To do: Quote the records that follow in full and exactly; leave out the pictures.

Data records
* BEGIN *
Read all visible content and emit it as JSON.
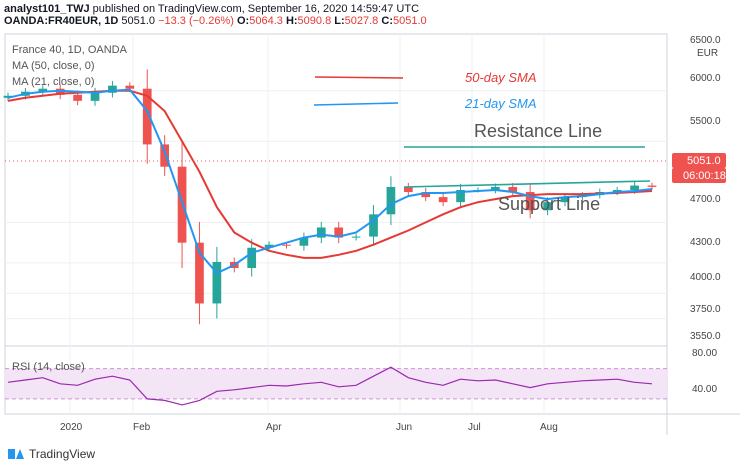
{
  "header": {
    "author": "analyst101_TWJ",
    "published": "published on TradingView.com, September 16, 2020 14:59:47 UTC",
    "symbol": "OANDA:FR40EUR, 1D",
    "last": "5051.0",
    "change": "−13.3 (−0.26%)",
    "o_label": "O:",
    "o": "5064.3",
    "h_label": "H:",
    "h": "5090.8",
    "l_label": "L:",
    "l": "5027.8",
    "c_label": "C:",
    "c": "5051.0"
  },
  "legend": {
    "title": "France 40, 1D, OANDA",
    "ma1": "MA (50, close, 0)",
    "ma2": "MA (21, close, 0)",
    "rsi": "RSI (14, close)"
  },
  "annotations": {
    "resistance": "Resistance Line",
    "support": "Support Line",
    "sma50": "50-day SMA",
    "sma21": "21-day SMA"
  },
  "price_axis": {
    "currency": "EUR",
    "ticks": [
      "6500.0",
      "6000.0",
      "5500.0",
      "4700.0",
      "4300.0",
      "4000.0",
      "3750.0",
      "3550.0"
    ],
    "last_label": "5051.0",
    "countdown": "06:00:18"
  },
  "rsi_axis": {
    "ticks": [
      "80.00",
      "40.00"
    ]
  },
  "time_axis": {
    "ticks": [
      "2020",
      "Feb",
      "Apr",
      "Jun",
      "Jul",
      "Aug"
    ]
  },
  "footer": {
    "brand": "TradingView"
  },
  "colors": {
    "up": "#26a69a",
    "down": "#ef5350",
    "sma50": "#e53935",
    "sma21": "#2196f3",
    "rsi": "#9c27b0",
    "channel": "#26a69a"
  },
  "chart_data": {
    "type": "candlestick",
    "title": "France 40, 1D, OANDA",
    "ylim": [
      3480,
      6560
    ],
    "rsi_ylim": [
      10,
      100
    ],
    "x": [
      "2020-01-01",
      "2020-01-08",
      "2020-01-15",
      "2020-01-22",
      "2020-01-29",
      "2020-02-05",
      "2020-02-12",
      "2020-02-19",
      "2020-02-26",
      "2020-03-04",
      "2020-03-11",
      "2020-03-18",
      "2020-03-25",
      "2020-04-01",
      "2020-04-08",
      "2020-04-15",
      "2020-04-22",
      "2020-04-29",
      "2020-05-06",
      "2020-05-13",
      "2020-05-20",
      "2020-05-27",
      "2020-06-03",
      "2020-06-10",
      "2020-06-17",
      "2020-06-24",
      "2020-07-01",
      "2020-07-08",
      "2020-07-15",
      "2020-07-22",
      "2020-07-29",
      "2020-08-05",
      "2020-08-12",
      "2020-08-19",
      "2020-08-26",
      "2020-09-02",
      "2020-09-09",
      "2020-09-16"
    ],
    "series": [
      {
        "name": "France 40, 1D, OANDA",
        "close": [
          5950,
          5990,
          6020,
          5960,
          5900,
          5980,
          6050,
          6020,
          5470,
          5250,
          4500,
          3900,
          4310,
          4250,
          4450,
          4480,
          4470,
          4550,
          4650,
          4550,
          4560,
          4780,
          5050,
          5000,
          4950,
          4900,
          5020,
          5020,
          5050,
          5000,
          4820,
          4900,
          4950,
          4970,
          5000,
          5020,
          5064,
          5051
        ]
      },
      {
        "name": "MA (50, close, 0)",
        "values": [
          5900,
          5930,
          5950,
          5970,
          5980,
          5990,
          6000,
          6000,
          5950,
          5800,
          5500,
          5200,
          4850,
          4600,
          4500,
          4420,
          4380,
          4350,
          4350,
          4380,
          4420,
          4480,
          4550,
          4620,
          4700,
          4780,
          4850,
          4900,
          4930,
          4960,
          4970,
          4980,
          4980,
          4980,
          4985,
          4990,
          5000,
          5010
        ]
      },
      {
        "name": "MA (21, close, 0)",
        "values": [
          5930,
          5970,
          5990,
          6000,
          5990,
          5980,
          6000,
          6010,
          5800,
          5400,
          4900,
          4400,
          4200,
          4280,
          4400,
          4450,
          4500,
          4550,
          4580,
          4560,
          4600,
          4720,
          4880,
          4960,
          4990,
          4990,
          5000,
          5010,
          5020,
          5000,
          4960,
          4930,
          4950,
          4960,
          4980,
          5000,
          5010,
          5030
        ]
      },
      {
        "name": "RSI (14, close)",
        "values": [
          52,
          55,
          58,
          50,
          48,
          56,
          60,
          55,
          30,
          28,
          22,
          28,
          40,
          42,
          45,
          48,
          47,
          50,
          52,
          46,
          48,
          60,
          72,
          58,
          52,
          48,
          56,
          54,
          55,
          50,
          45,
          50,
          52,
          54,
          55,
          56,
          52,
          50
        ]
      }
    ]
  }
}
* END *
Answer in full:
Read all visible content and emit it as JSON.
{
  "header": {
    "author": "analyst101_TWJ",
    "published": "published on TradingView.com, September 16, 2020 14:59:47 UTC",
    "symbol": "OANDA:FR40EUR, 1D",
    "last": "5051.0",
    "change": "−13.3 (−0.26%)",
    "o_label": "O:",
    "o": "5064.3",
    "h_label": "H:",
    "h": "5090.8",
    "l_label": "L:",
    "l": "5027.8",
    "c_label": "C:",
    "c": "5051.0"
  },
  "legend": {
    "title": "France 40, 1D, OANDA",
    "ma1": "MA (50, close, 0)",
    "ma2": "MA (21, close, 0)",
    "rsi": "RSI (14, close)"
  },
  "annotations": {
    "resistance": "Resistance Line",
    "support": "Support Line",
    "sma50": "50-day SMA",
    "sma21": "21-day SMA"
  },
  "price_axis": {
    "currency": "EUR",
    "ticks": [
      "6500.0",
      "6000.0",
      "5500.0",
      "4700.0",
      "4300.0",
      "4000.0",
      "3750.0",
      "3550.0"
    ],
    "last_label": "5051.0",
    "countdown": "06:00:18"
  },
  "rsi_axis": {
    "ticks": [
      "80.00",
      "40.00"
    ]
  },
  "time_axis": {
    "ticks": [
      "2020",
      "Feb",
      "Apr",
      "Jun",
      "Jul",
      "Aug"
    ]
  },
  "footer": {
    "brand": "TradingView"
  },
  "colors": {
    "up": "#26a69a",
    "down": "#ef5350",
    "sma50": "#e53935",
    "sma21": "#2196f3",
    "rsi": "#9c27b0",
    "channel": "#26a69a"
  },
  "chart_data": {
    "type": "candlestick",
    "title": "France 40, 1D, OANDA",
    "ylim": [
      3480,
      6560
    ],
    "rsi_ylim": [
      10,
      100
    ],
    "x": [
      "2020-01-01",
      "2020-01-08",
      "2020-01-15",
      "2020-01-22",
      "2020-01-29",
      "2020-02-05",
      "2020-02-12",
      "2020-02-19",
      "2020-02-26",
      "2020-03-04",
      "2020-03-11",
      "2020-03-18",
      "2020-03-25",
      "2020-04-01",
      "2020-04-08",
      "2020-04-15",
      "2020-04-22",
      "2020-04-29",
      "2020-05-06",
      "2020-05-13",
      "2020-05-20",
      "2020-05-27",
      "2020-06-03",
      "2020-06-10",
      "2020-06-17",
      "2020-06-24",
      "2020-07-01",
      "2020-07-08",
      "2020-07-15",
      "2020-07-22",
      "2020-07-29",
      "2020-08-05",
      "2020-08-12",
      "2020-08-19",
      "2020-08-26",
      "2020-09-02",
      "2020-09-09",
      "2020-09-16"
    ],
    "series": [
      {
        "name": "France 40, 1D, OANDA",
        "close": [
          5950,
          5990,
          6020,
          5960,
          5900,
          5980,
          6050,
          6020,
          5470,
          5250,
          4500,
          3900,
          4310,
          4250,
          4450,
          4480,
          4470,
          4550,
          4650,
          4550,
          4560,
          4780,
          5050,
          5000,
          4950,
          4900,
          5020,
          5020,
          5050,
          5000,
          4820,
          4900,
          4950,
          4970,
          5000,
          5020,
          5064,
          5051
        ]
      },
      {
        "name": "MA (50, close, 0)",
        "values": [
          5900,
          5930,
          5950,
          5970,
          5980,
          5990,
          6000,
          6000,
          5950,
          5800,
          5500,
          5200,
          4850,
          4600,
          4500,
          4420,
          4380,
          4350,
          4350,
          4380,
          4420,
          4480,
          4550,
          4620,
          4700,
          4780,
          4850,
          4900,
          4930,
          4960,
          4970,
          4980,
          4980,
          4980,
          4985,
          4990,
          5000,
          5010
        ]
      },
      {
        "name": "MA (21, close, 0)",
        "values": [
          5930,
          5970,
          5990,
          6000,
          5990,
          5980,
          6000,
          6010,
          5800,
          5400,
          4900,
          4400,
          4200,
          4280,
          4400,
          4450,
          4500,
          4550,
          4580,
          4560,
          4600,
          4720,
          4880,
          4960,
          4990,
          4990,
          5000,
          5010,
          5020,
          5000,
          4960,
          4930,
          4950,
          4960,
          4980,
          5000,
          5010,
          5030
        ]
      },
      {
        "name": "RSI (14, close)",
        "values": [
          52,
          55,
          58,
          50,
          48,
          56,
          60,
          55,
          30,
          28,
          22,
          28,
          40,
          42,
          45,
          48,
          47,
          50,
          52,
          46,
          48,
          60,
          72,
          58,
          52,
          48,
          56,
          54,
          55,
          50,
          45,
          50,
          52,
          54,
          55,
          56,
          52,
          50
        ]
      }
    ]
  }
}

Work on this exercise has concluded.